TASK BRIEF: Look through the material and tally each line bearing the word "fluctuations". Give only the total.

[Collected data entries]
★ ★ ★
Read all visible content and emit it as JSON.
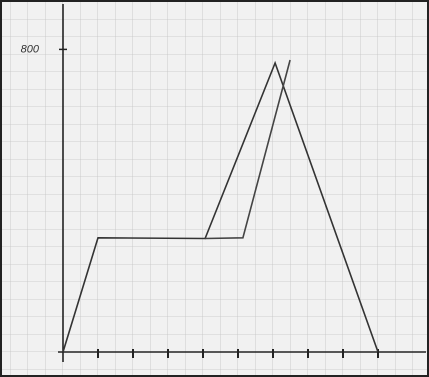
{
  "chart_data": {
    "type": "line",
    "series": [
      {
        "color": "#333333",
        "x": [
          0,
          1,
          4.06,
          6.06,
          9.0
        ],
        "values": [
          0,
          302,
          300,
          764,
          0
        ]
      },
      {
        "color": "#444444",
        "x": [
          4.06,
          5.14,
          6.49
        ],
        "values": [
          300,
          302,
          772
        ]
      }
    ],
    "xlim": [
      0,
      10.3
    ],
    "xticks": [
      1,
      2,
      3,
      4,
      5,
      6,
      7,
      8,
      9
    ],
    "ylim": [
      0,
      920
    ],
    "yticks": [
      800
    ],
    "grid": true
  }
}
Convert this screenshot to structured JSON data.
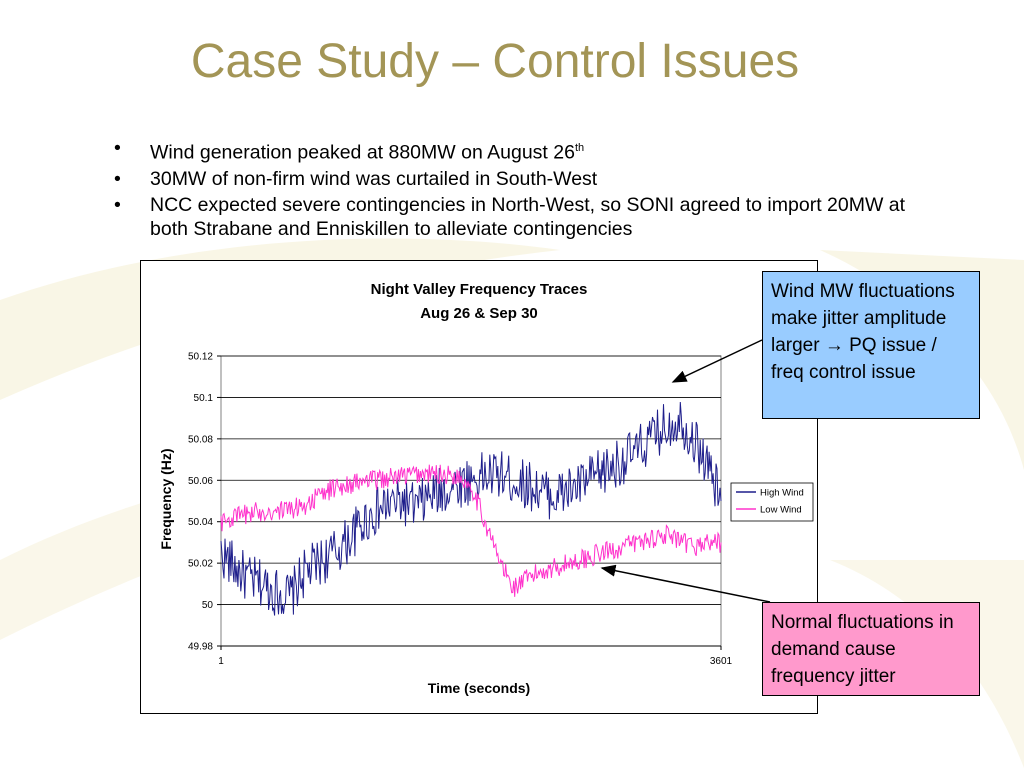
{
  "slide": {
    "title": "Case Study – Control Issues",
    "bullets": [
      {
        "text": "Wind generation peaked at 880MW on August 26",
        "sup": "th"
      },
      {
        "text": "30MW of non-firm wind was curtailed in South-West",
        "sup": ""
      },
      {
        "text": "NCC expected severe contingencies in North-West, so SONI agreed to import 20MW at both Strabane and Enniskillen to alleviate contingencies",
        "sup": ""
      }
    ],
    "bullet_char": "•"
  },
  "callouts": {
    "wind": "Wind MW fluctuations make jitter amplitude larger → PQ issue / freq control issue",
    "normal": "Normal fluctuations in demand cause frequency jitter"
  },
  "colors": {
    "title": "#a39556",
    "high_wind": "#1f1f8c",
    "low_wind": "#ff33cc",
    "callout_blue": "#99ccff",
    "callout_pink": "#ff99cc"
  },
  "chart_data": {
    "type": "line",
    "title": "Night Valley Frequency Traces",
    "subtitle": "Aug 26 & Sep 30",
    "xlabel": "Time (seconds)",
    "ylabel": "Frequency (Hz)",
    "xlim": [
      1,
      3601
    ],
    "x_tick_labels": [
      "1",
      "3601"
    ],
    "ylim": [
      49.98,
      50.12
    ],
    "y_ticks": [
      "49.98",
      "50",
      "50.02",
      "50.04",
      "50.06",
      "50.08",
      "50.1",
      "50.12"
    ],
    "grid": true,
    "legend_position": "right",
    "x": [
      1,
      101,
      201,
      301,
      401,
      501,
      601,
      701,
      801,
      901,
      1001,
      1101,
      1201,
      1301,
      1401,
      1501,
      1601,
      1701,
      1801,
      1901,
      2001,
      2101,
      2201,
      2301,
      2401,
      2501,
      2601,
      2701,
      2801,
      2901,
      3001,
      3101,
      3201,
      3301,
      3401,
      3501,
      3601
    ],
    "series": [
      {
        "name": "High Wind",
        "color": "#1f1f8c",
        "values": [
          50.025,
          50.018,
          50.012,
          50.01,
          50.006,
          50.004,
          50.015,
          50.02,
          50.024,
          50.03,
          50.038,
          50.044,
          50.048,
          50.05,
          50.047,
          50.052,
          50.055,
          50.058,
          50.06,
          50.062,
          50.063,
          50.06,
          50.058,
          50.055,
          50.052,
          50.055,
          50.058,
          50.062,
          50.066,
          50.07,
          50.074,
          50.08,
          50.086,
          50.09,
          50.08,
          50.068,
          50.05
        ]
      },
      {
        "name": "Low Wind",
        "color": "#ff33cc",
        "values": [
          50.04,
          50.042,
          50.044,
          50.045,
          50.045,
          50.046,
          50.048,
          50.052,
          50.056,
          50.058,
          50.059,
          50.06,
          50.061,
          50.062,
          50.063,
          50.063,
          50.063,
          50.062,
          50.058,
          50.04,
          50.022,
          50.008,
          50.012,
          50.016,
          50.018,
          50.02,
          50.022,
          50.024,
          50.026,
          50.028,
          50.03,
          50.032,
          50.034,
          50.03,
          50.028,
          50.03,
          50.03
        ]
      }
    ]
  }
}
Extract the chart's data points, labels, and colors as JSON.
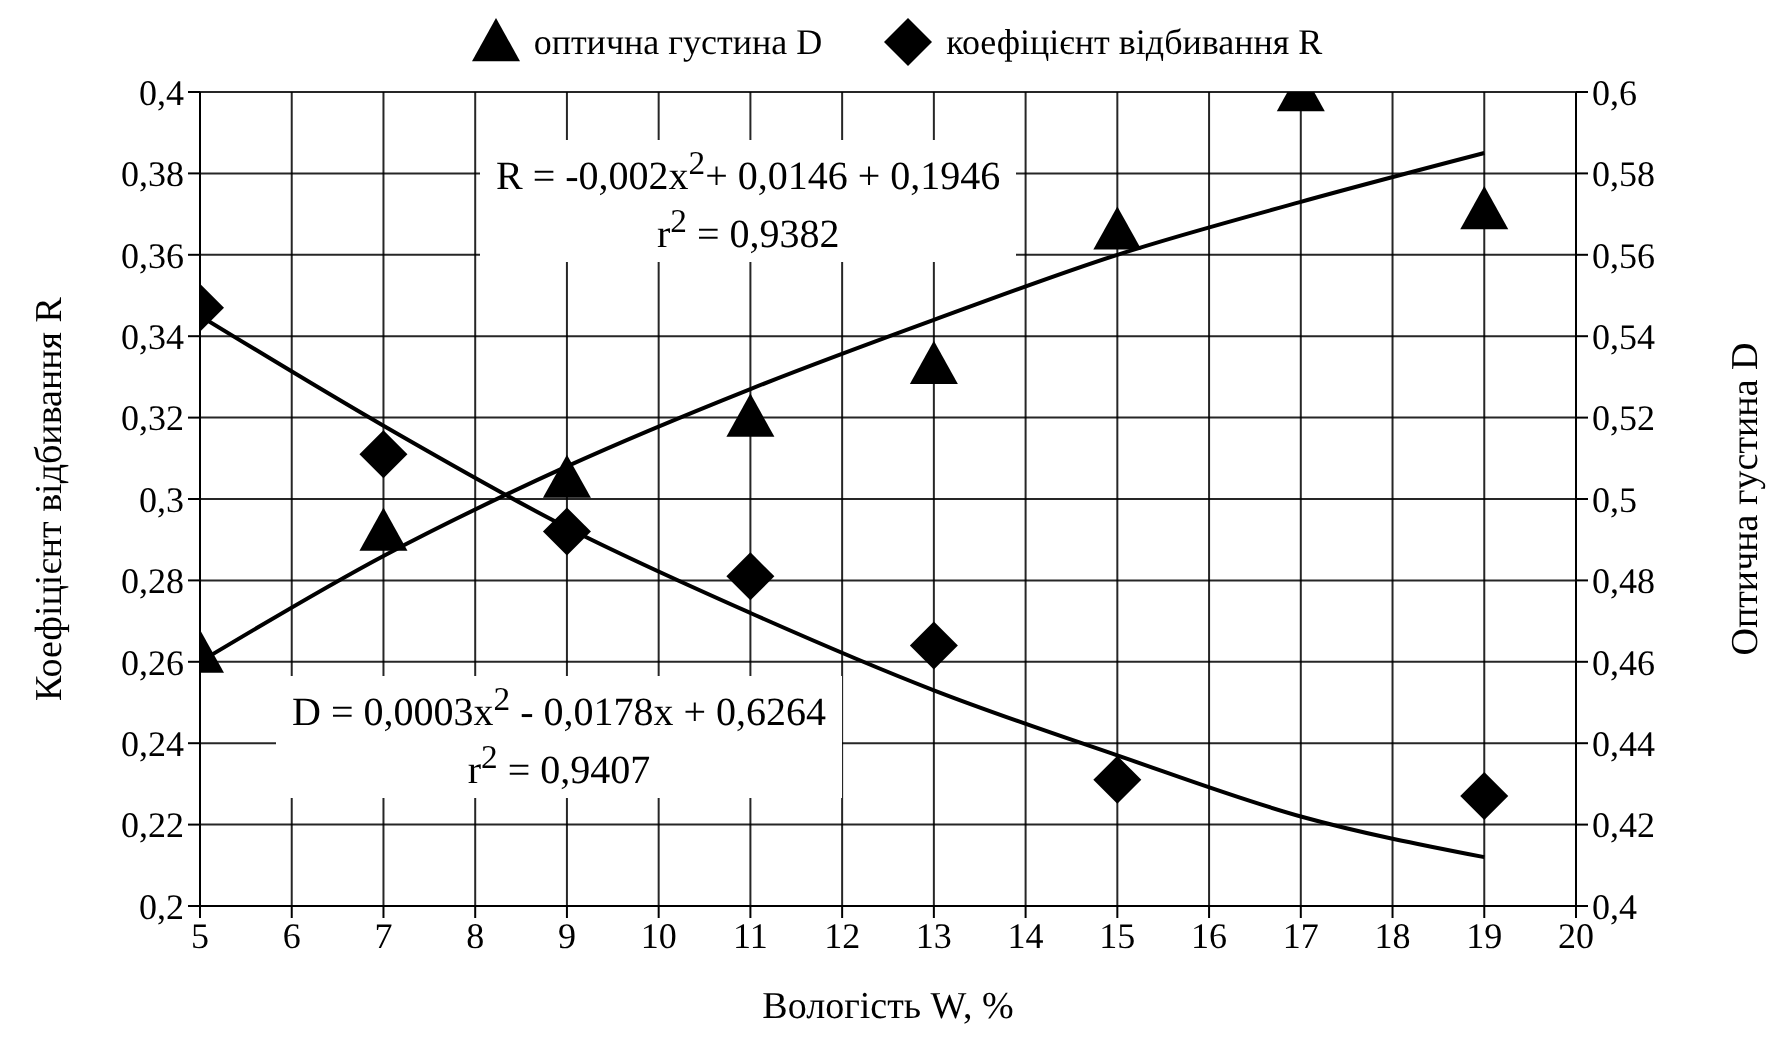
{
  "chart_data": {
    "type": "scatter",
    "xlabel": "Вологість W, %",
    "ylabel": "Коефіцієнт відбивання R",
    "y2label": "Оптична густина D",
    "xlim": [
      5,
      20
    ],
    "xticks": [
      5,
      6,
      7,
      8,
      9,
      10,
      11,
      12,
      13,
      14,
      15,
      16,
      17,
      18,
      19,
      20
    ],
    "ylim": [
      0.2,
      0.4
    ],
    "yticks": [
      {
        "value": 0.2,
        "label": "0,2"
      },
      {
        "value": 0.22,
        "label": "0,22"
      },
      {
        "value": 0.24,
        "label": "0,24"
      },
      {
        "value": 0.26,
        "label": "0,26"
      },
      {
        "value": 0.28,
        "label": "0,28"
      },
      {
        "value": 0.3,
        "label": "0,3"
      },
      {
        "value": 0.32,
        "label": "0,32"
      },
      {
        "value": 0.34,
        "label": "0,34"
      },
      {
        "value": 0.36,
        "label": "0,36"
      },
      {
        "value": 0.38,
        "label": "0,38"
      },
      {
        "value": 0.4,
        "label": "0,4"
      }
    ],
    "y2lim": [
      0.4,
      0.6
    ],
    "y2ticks": [
      {
        "value": 0.4,
        "label": "0,4"
      },
      {
        "value": 0.42,
        "label": "0,42"
      },
      {
        "value": 0.44,
        "label": "0,44"
      },
      {
        "value": 0.46,
        "label": "0,46"
      },
      {
        "value": 0.48,
        "label": "0,48"
      },
      {
        "value": 0.5,
        "label": "0,5"
      },
      {
        "value": 0.52,
        "label": "0,52"
      },
      {
        "value": 0.54,
        "label": "0,54"
      },
      {
        "value": 0.56,
        "label": "0,56"
      },
      {
        "value": 0.58,
        "label": "0,58"
      },
      {
        "value": 0.6,
        "label": "0,6"
      }
    ],
    "grid": true,
    "legend": "top",
    "series": [
      {
        "name": "оптична густина D",
        "marker": "triangle",
        "axis": "y2",
        "color": "#000000",
        "x": [
          5,
          7,
          9,
          11,
          13,
          15,
          17,
          19
        ],
        "values": [
          0.462,
          0.492,
          0.505,
          0.52,
          0.533,
          0.566,
          0.6,
          0.571
        ]
      },
      {
        "name": "коефіцієнт відбивання R",
        "marker": "diamond",
        "color": "#000000",
        "x": [
          5,
          7,
          9,
          11,
          13,
          15,
          19
        ],
        "values": [
          0.347,
          0.311,
          0.292,
          0.281,
          0.264,
          0.231,
          0.227
        ]
      },
      {
        "type": "line",
        "axis": "y2",
        "color": "#000000",
        "x": [
          5,
          7,
          9,
          11,
          13,
          15,
          17,
          19
        ],
        "values": [
          0.46,
          0.486,
          0.508,
          0.527,
          0.544,
          0.56,
          0.573,
          0.585
        ]
      },
      {
        "type": "line",
        "color": "#000000",
        "x": [
          5,
          7,
          9,
          11,
          13,
          15,
          17,
          19
        ],
        "values": [
          0.345,
          0.318,
          0.293,
          0.272,
          0.253,
          0.237,
          0.222,
          0.212
        ]
      }
    ],
    "annotations": [
      "R = -0,002x$^{2}$+ 0,0146 + 0,1946",
      "r$^{2}$ = 0,9382",
      "D = 0,0003x$^{2}$ - 0,0178x + 0,6264",
      "r$^{2}$ = 0,9407"
    ]
  }
}
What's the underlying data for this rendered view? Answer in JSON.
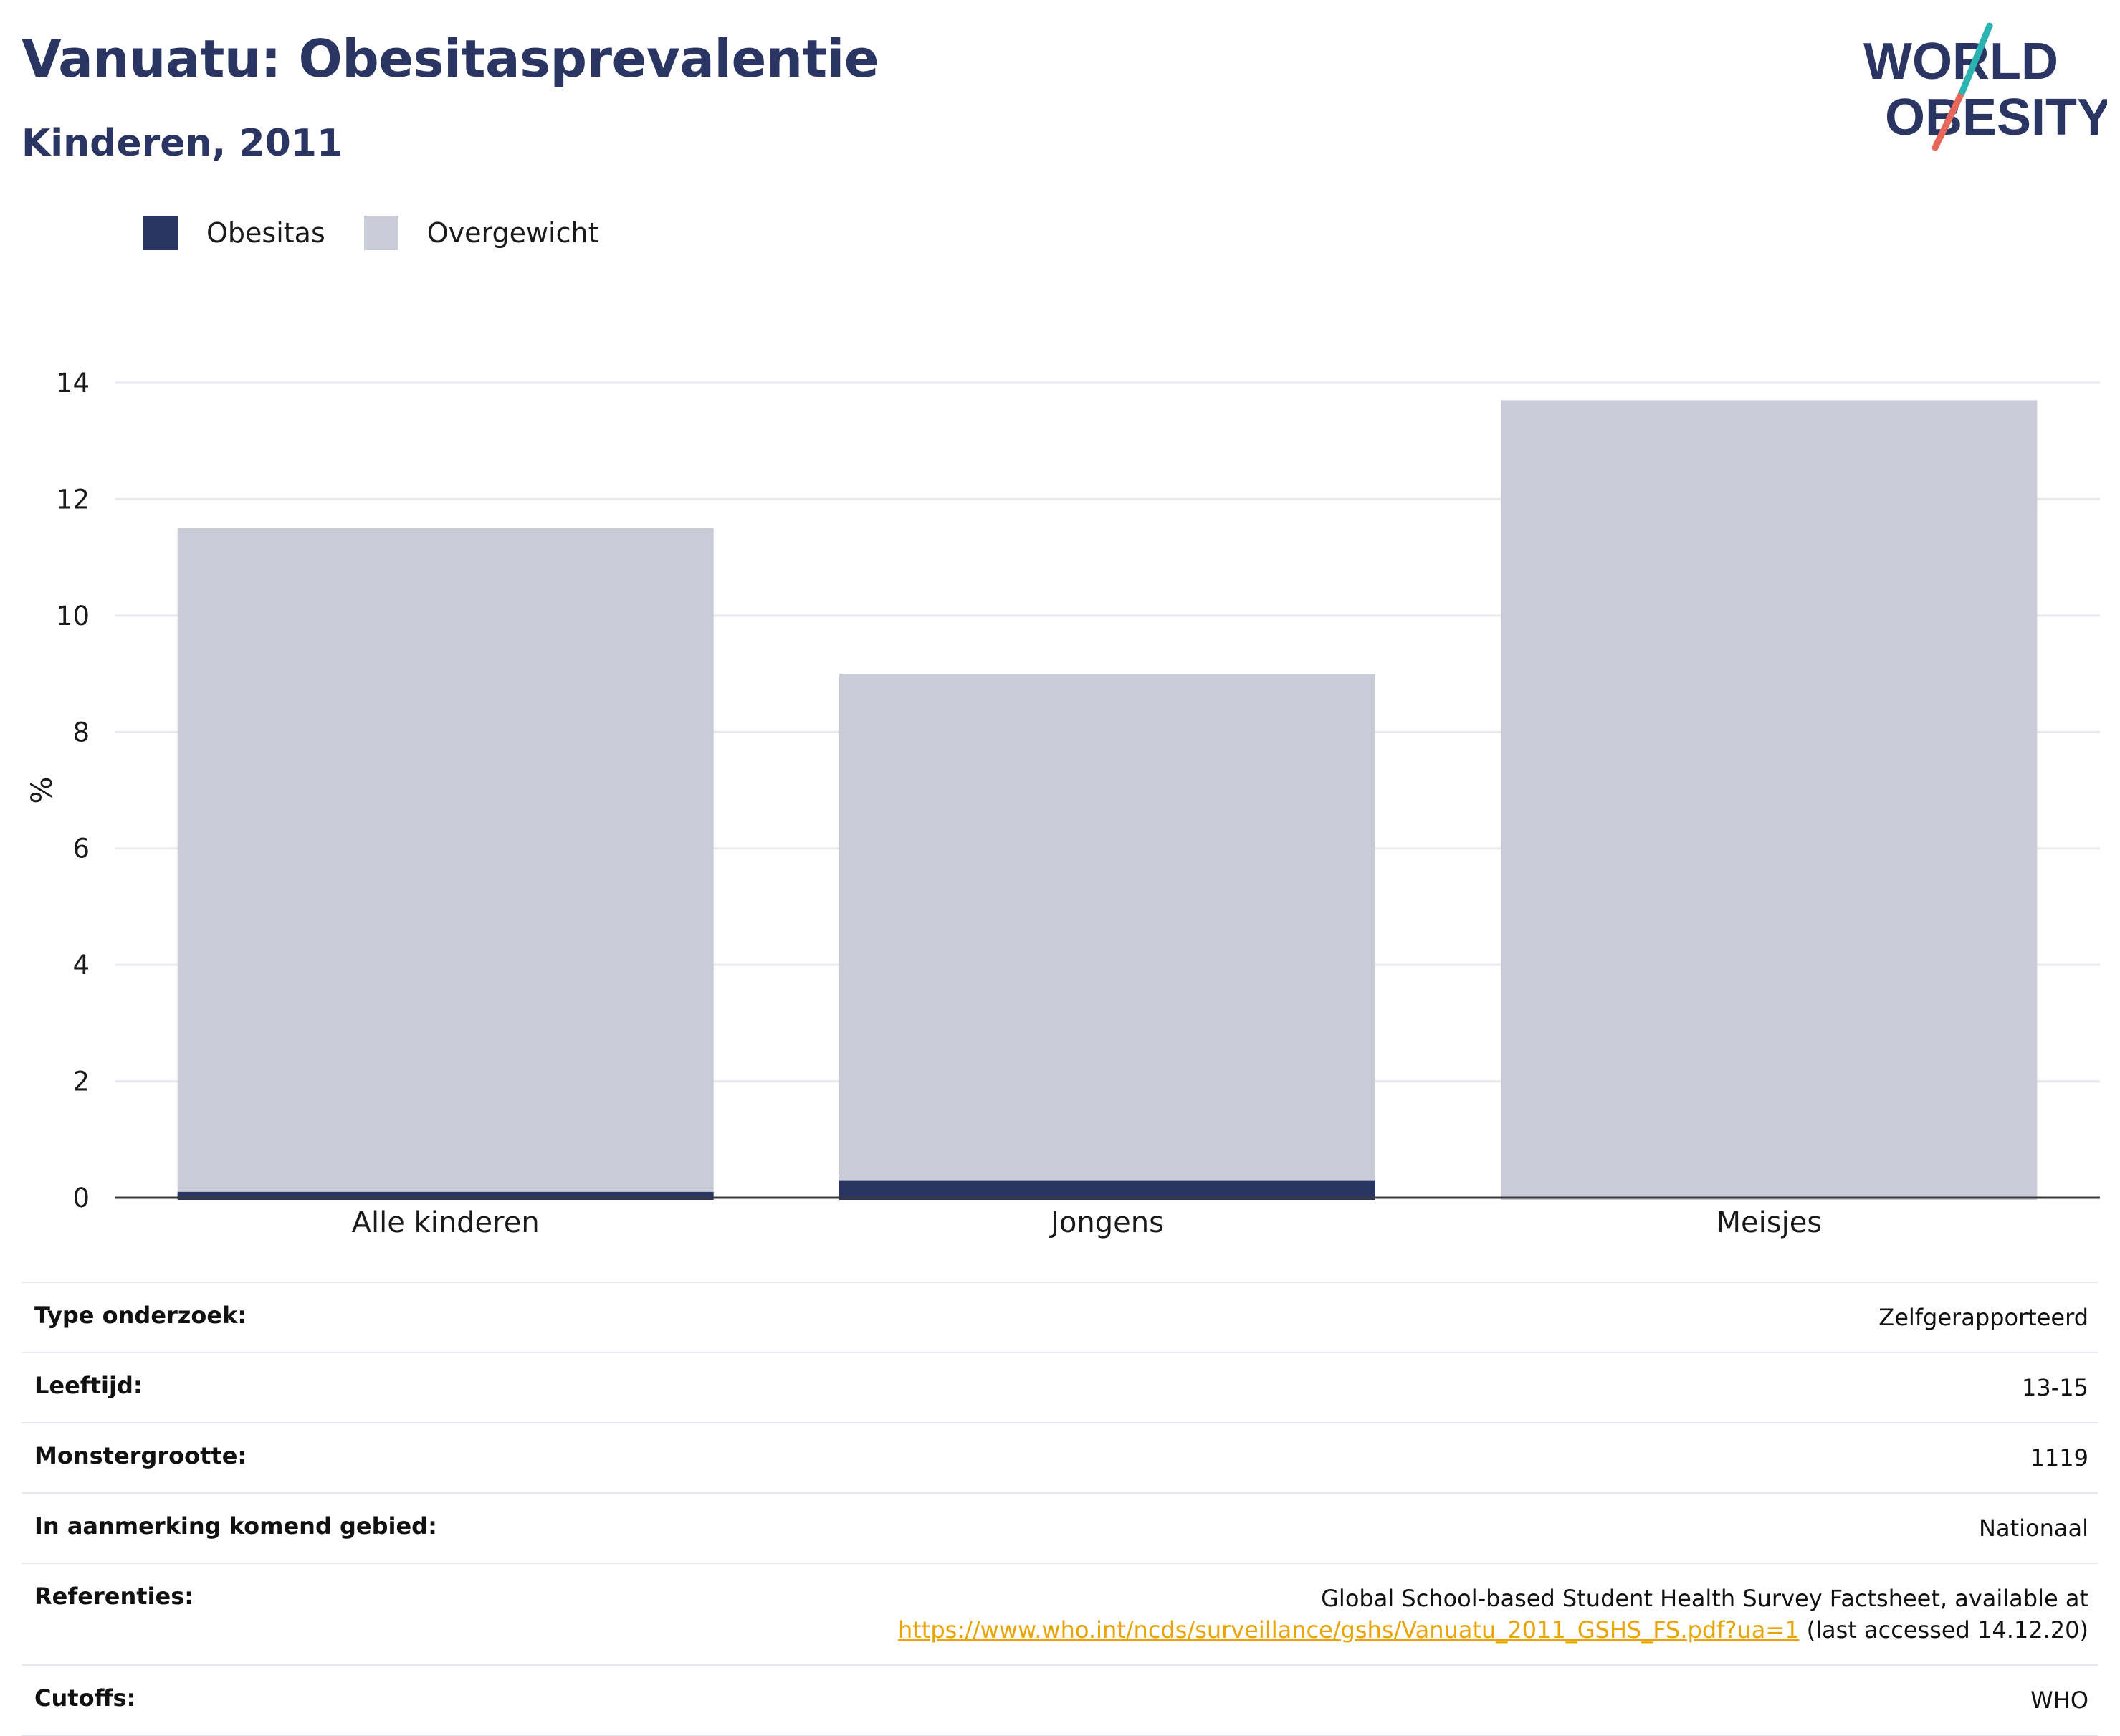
★ ★ ★
SOLUTION TO THIS PROBLEM: 2